Aim of the task: Note each line of the listing that contains the string "ولقد", and copy it.

[Begin Information shown]

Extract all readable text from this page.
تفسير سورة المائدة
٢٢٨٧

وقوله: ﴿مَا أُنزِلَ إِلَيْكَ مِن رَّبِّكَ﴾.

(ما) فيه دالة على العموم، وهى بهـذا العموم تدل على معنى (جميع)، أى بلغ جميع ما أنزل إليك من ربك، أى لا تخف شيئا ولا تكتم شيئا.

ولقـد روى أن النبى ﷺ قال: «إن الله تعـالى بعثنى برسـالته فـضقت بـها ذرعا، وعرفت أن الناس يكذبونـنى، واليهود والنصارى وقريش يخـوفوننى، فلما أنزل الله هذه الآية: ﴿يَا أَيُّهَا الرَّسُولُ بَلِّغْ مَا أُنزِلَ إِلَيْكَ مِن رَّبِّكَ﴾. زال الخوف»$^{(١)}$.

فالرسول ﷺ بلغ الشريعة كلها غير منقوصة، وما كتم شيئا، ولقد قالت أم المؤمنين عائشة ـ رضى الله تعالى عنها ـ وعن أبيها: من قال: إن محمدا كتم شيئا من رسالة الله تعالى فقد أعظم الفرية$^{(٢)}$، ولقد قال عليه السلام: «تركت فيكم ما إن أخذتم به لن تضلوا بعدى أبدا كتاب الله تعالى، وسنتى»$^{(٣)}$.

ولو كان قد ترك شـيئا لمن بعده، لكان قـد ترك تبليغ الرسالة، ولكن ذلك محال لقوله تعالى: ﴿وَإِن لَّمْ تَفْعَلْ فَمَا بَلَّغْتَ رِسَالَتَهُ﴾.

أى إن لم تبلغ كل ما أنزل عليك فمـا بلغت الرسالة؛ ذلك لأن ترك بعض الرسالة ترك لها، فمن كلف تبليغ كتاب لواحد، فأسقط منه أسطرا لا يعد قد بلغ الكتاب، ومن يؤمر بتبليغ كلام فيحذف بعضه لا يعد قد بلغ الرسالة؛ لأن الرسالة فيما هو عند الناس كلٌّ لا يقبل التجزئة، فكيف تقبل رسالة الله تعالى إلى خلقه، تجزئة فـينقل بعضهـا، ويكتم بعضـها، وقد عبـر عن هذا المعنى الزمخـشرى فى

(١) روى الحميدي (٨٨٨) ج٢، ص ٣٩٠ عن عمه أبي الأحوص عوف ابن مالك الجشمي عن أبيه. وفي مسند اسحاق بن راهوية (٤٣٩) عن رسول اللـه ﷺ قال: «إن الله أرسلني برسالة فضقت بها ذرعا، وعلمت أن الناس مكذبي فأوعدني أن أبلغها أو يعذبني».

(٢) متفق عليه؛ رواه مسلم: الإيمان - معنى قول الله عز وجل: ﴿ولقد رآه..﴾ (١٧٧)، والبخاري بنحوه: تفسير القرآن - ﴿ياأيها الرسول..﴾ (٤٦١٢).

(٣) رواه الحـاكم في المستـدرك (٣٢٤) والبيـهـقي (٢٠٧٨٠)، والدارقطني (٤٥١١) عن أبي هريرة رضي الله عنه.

[End Information shown]

Response to the exercise:
فالرسول ﷺ بلغ الشريعة كلها غير منقوصة، وما كتم شيئا، ولقد قالت أم المؤمنين عائشة ـ رضى الله تعالى عنها ـ وعن أبيها: من قال: إن محمدا كتم شيئا من رسالة الله تعالى فقد أعظم الفرية$^{(٢)}$، ولقد قال عليه السلام: «تركت فيكم ما إن أخذتم به لن تضلوا بعدى أبدا كتاب الله تعالى، وسنتى»$^{(٣)}$.
(٢) متفق عليه؛ رواه مسلم: الإيمان - معنى قول الله عز وجل: ﴿ولقد رآه..﴾ (١٧٧)، والبخاري بنحوه: تفسير القرآن - ﴿ياأيها الرسول..﴾ (٤٦١٢).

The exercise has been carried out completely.